_Task directions_
Find every line in the records below that contains the string "each", treating uppercase and lowercase as different, and copy those lines out in full.

_Given data_
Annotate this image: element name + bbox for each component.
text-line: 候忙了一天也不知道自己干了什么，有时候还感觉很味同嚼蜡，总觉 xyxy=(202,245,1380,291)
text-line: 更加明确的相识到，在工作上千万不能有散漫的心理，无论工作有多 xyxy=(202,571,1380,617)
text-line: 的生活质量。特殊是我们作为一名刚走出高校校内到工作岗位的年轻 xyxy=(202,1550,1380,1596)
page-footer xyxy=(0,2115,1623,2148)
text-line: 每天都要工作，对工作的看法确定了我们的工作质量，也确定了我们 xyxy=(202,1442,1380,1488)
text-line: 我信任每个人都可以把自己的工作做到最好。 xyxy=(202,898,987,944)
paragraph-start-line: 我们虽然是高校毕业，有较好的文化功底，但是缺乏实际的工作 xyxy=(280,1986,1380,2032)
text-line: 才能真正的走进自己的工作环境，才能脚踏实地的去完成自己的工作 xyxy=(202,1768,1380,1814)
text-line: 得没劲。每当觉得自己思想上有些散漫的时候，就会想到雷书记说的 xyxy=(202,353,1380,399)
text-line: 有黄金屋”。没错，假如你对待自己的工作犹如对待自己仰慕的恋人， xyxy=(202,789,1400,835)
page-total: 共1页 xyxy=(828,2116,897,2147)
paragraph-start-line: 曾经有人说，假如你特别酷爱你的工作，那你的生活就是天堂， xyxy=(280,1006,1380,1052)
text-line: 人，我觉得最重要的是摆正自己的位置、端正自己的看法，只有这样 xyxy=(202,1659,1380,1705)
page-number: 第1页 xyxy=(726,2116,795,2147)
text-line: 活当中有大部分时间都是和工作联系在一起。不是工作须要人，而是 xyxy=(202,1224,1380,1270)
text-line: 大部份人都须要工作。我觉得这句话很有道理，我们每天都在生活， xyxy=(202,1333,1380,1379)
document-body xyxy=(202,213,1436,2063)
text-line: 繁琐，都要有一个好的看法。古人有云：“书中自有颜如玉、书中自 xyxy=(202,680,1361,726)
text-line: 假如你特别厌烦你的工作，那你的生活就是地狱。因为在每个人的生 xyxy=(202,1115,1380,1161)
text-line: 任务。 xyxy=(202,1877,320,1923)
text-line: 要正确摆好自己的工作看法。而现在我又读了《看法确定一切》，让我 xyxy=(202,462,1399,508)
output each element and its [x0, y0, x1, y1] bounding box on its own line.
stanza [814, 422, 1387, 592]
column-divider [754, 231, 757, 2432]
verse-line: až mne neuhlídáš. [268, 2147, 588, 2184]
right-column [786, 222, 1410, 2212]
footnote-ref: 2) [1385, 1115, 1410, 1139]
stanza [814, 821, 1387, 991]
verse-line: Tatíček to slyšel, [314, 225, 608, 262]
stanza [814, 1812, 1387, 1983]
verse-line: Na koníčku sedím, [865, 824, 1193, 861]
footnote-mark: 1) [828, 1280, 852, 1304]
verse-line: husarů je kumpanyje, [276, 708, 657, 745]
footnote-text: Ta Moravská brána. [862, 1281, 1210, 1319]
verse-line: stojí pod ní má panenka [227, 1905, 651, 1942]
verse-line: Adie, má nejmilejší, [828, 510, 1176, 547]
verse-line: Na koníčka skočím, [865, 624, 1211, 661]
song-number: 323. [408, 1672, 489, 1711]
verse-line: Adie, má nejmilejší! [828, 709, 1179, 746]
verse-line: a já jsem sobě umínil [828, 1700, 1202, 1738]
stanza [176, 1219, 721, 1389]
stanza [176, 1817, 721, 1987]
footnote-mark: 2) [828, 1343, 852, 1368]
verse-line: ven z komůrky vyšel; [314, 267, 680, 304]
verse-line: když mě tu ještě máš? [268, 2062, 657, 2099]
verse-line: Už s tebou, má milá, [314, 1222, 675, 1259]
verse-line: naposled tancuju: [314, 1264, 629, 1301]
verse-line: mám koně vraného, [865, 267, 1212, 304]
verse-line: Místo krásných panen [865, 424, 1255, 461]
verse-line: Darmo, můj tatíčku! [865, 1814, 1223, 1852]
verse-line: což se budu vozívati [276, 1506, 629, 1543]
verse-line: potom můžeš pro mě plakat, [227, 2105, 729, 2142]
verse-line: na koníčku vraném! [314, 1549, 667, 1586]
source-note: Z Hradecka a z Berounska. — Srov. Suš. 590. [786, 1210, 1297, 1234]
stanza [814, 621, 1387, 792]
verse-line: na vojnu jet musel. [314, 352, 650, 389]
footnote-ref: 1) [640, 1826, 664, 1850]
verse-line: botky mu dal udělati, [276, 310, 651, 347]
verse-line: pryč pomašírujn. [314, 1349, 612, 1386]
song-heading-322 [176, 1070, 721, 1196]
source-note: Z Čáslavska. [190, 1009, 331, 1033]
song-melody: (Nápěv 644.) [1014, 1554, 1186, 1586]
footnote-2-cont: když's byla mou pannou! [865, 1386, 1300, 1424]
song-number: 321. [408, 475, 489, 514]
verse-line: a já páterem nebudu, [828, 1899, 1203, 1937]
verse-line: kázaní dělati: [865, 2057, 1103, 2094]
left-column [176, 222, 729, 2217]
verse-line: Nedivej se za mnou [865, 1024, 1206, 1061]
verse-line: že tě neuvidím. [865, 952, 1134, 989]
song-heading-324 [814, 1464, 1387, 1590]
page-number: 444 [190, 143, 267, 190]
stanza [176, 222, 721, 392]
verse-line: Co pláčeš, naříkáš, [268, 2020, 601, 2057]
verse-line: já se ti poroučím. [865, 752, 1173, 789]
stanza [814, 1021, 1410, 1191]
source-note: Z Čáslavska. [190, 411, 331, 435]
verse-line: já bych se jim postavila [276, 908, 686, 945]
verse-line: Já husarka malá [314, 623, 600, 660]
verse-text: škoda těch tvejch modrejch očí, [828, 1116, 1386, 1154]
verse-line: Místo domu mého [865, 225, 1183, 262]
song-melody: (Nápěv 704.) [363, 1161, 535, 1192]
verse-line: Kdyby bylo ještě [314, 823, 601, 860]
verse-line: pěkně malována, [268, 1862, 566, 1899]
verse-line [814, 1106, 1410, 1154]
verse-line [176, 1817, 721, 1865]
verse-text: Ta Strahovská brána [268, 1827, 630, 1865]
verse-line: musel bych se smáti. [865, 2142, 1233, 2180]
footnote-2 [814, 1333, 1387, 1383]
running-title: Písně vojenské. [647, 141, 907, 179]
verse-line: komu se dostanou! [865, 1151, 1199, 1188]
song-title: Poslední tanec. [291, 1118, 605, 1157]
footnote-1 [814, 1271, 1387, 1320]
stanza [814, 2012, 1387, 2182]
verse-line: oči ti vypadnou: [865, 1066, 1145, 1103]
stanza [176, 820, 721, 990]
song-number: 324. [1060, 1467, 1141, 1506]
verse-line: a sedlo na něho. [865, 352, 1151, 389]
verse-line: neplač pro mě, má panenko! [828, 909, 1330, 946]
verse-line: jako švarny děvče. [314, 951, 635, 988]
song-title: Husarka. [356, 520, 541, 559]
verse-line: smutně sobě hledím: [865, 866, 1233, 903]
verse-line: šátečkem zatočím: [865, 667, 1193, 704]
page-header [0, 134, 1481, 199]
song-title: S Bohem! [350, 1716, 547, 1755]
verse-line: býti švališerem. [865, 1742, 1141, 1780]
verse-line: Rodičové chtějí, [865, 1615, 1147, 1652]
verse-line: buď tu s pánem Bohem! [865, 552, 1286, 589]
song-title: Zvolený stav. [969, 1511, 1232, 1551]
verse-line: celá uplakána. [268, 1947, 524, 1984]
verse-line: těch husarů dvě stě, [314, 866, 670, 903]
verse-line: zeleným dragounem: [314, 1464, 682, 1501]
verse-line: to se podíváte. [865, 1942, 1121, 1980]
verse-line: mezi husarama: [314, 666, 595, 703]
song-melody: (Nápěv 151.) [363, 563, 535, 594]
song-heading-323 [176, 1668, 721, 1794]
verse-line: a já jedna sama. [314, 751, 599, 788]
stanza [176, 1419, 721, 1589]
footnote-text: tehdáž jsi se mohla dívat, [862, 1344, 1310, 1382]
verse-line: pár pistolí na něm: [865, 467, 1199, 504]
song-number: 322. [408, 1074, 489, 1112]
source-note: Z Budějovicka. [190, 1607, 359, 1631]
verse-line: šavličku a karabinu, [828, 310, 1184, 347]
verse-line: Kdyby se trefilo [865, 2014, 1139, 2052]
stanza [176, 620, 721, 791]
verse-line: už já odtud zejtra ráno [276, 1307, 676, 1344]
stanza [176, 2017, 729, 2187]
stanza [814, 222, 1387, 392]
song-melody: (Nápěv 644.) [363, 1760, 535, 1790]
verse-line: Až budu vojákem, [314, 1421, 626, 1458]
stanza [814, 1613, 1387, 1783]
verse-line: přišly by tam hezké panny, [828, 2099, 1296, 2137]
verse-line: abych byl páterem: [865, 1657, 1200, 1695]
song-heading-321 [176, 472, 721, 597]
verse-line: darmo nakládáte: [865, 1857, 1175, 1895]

_Result_
Annotate this image: element name + bbox for each component.
output each element and its [x0, y0, x1, y1] bounding box on its own line.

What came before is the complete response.